▶ YOUR GOAL
Drop every picture and give the entries back exactly.

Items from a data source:
::::
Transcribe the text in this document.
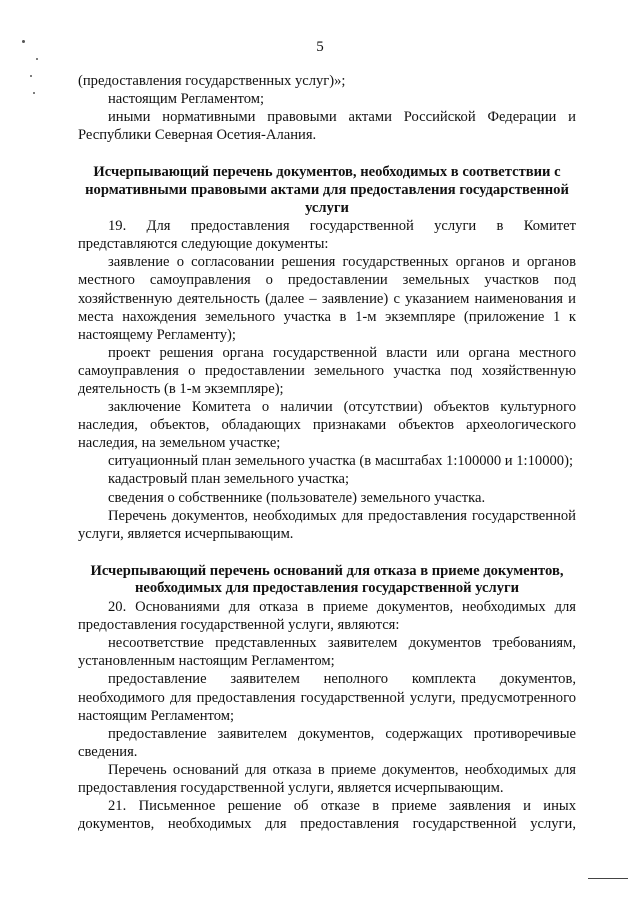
5
(предоставления государственных услуг)»;
настоящим Регламентом;
иными нормативными правовыми актами Российской Федерации и Республики Северная Осетия-Алания.
Исчерпывающий перечень документов, необходимых в соответствии с нормативными правовыми актами для предоставления государственной услуги
19. Для предоставления государственной услуги в Комитет представляются следующие документы:
заявление о согласовании решения государственных органов и органов местного самоуправления о предоставлении земельных участков под хозяйственную деятельность (далее – заявление) с указанием наименования и места нахождения земельного участка в 1-м экземпляре (приложение 1 к настоящему Регламенту);
проект решения органа государственной власти или органа местного самоуправления о предоставлении земельного участка под хозяйственную деятельность (в 1-м экземпляре);
заключение Комитета о наличии (отсутствии) объектов культурного наследия, объектов, обладающих признаками объектов археологического наследия, на земельном участке;
ситуационный план земельного участка (в масштабах 1:100000 и 1:10000);
кадастровый план земельного участка;
сведения о собственнике (пользователе) земельного участка.
Перечень документов, необходимых для предоставления государственной услуги, является исчерпывающим.
Исчерпывающий перечень оснований для отказа в приеме документов, необходимых для предоставления государственной услуги
20. Основаниями для отказа в приеме документов, необходимых для предоставления государственной услуги, являются:
несоответствие представленных заявителем документов требованиям, установленным настоящим Регламентом;
предоставление заявителем неполного комплекта документов, необходимого для предоставления государственной услуги, предусмотренного настоящим Регламентом;
предоставление заявителем документов, содержащих противоречивые сведения.
Перечень оснований для отказа в приеме документов, необходимых для предоставления государственной услуги, является исчерпывающим.
21. Письменное решение об отказе в приеме заявления и иных документов, необходимых для предоставления государственной услуги,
::::
▶ FINISHED EXERCISE
Transcribe the text in this document.
5
(предоставления государственных услуг)»;
настоящим Регламентом;
иными нормативными правовыми актами Российской Федерации и Республики Северная Осетия-Алания.
Исчерпывающий перечень документов, необходимых в соответствии с нормативными правовыми актами для предоставления государственной услуги
19. Для предоставления государственной услуги в Комитет представляются следующие документы:
заявление о согласовании решения государственных органов и органов местного самоуправления о предоставлении земельных участков под хозяйственную деятельность (далее – заявление) с указанием наименования и места нахождения земельного участка в 1-м экземпляре (приложение 1 к настоящему Регламенту);
проект решения органа государственной власти или органа местного самоуправления о предоставлении земельного участка под хозяйственную деятельность (в 1-м экземпляре);
заключение Комитета о наличии (отсутствии) объектов культурного наследия, объектов, обладающих признаками объектов археологического наследия, на земельном участке;
ситуационный план земельного участка (в масштабах 1:100000 и 1:10000);
кадастровый план земельного участка;
сведения о собственнике (пользователе) земельного участка.
Перечень документов, необходимых для предоставления государственной услуги, является исчерпывающим.
Исчерпывающий перечень оснований для отказа в приеме документов, необходимых для предоставления государственной услуги
20. Основаниями для отказа в приеме документов, необходимых для предоставления государственной услуги, являются:
несоответствие представленных заявителем документов требованиям, установленным настоящим Регламентом;
предоставление заявителем неполного комплекта документов, необходимого для предоставления государственной услуги, предусмотренного настоящим Регламентом;
предоставление заявителем документов, содержащих противоречивые сведения.
Перечень оснований для отказа в приеме документов, необходимых для предоставления государственной услуги, является исчерпывающим.
21. Письменное решение об отказе в приеме заявления и иных документов, необходимых для предоставления государственной услуги,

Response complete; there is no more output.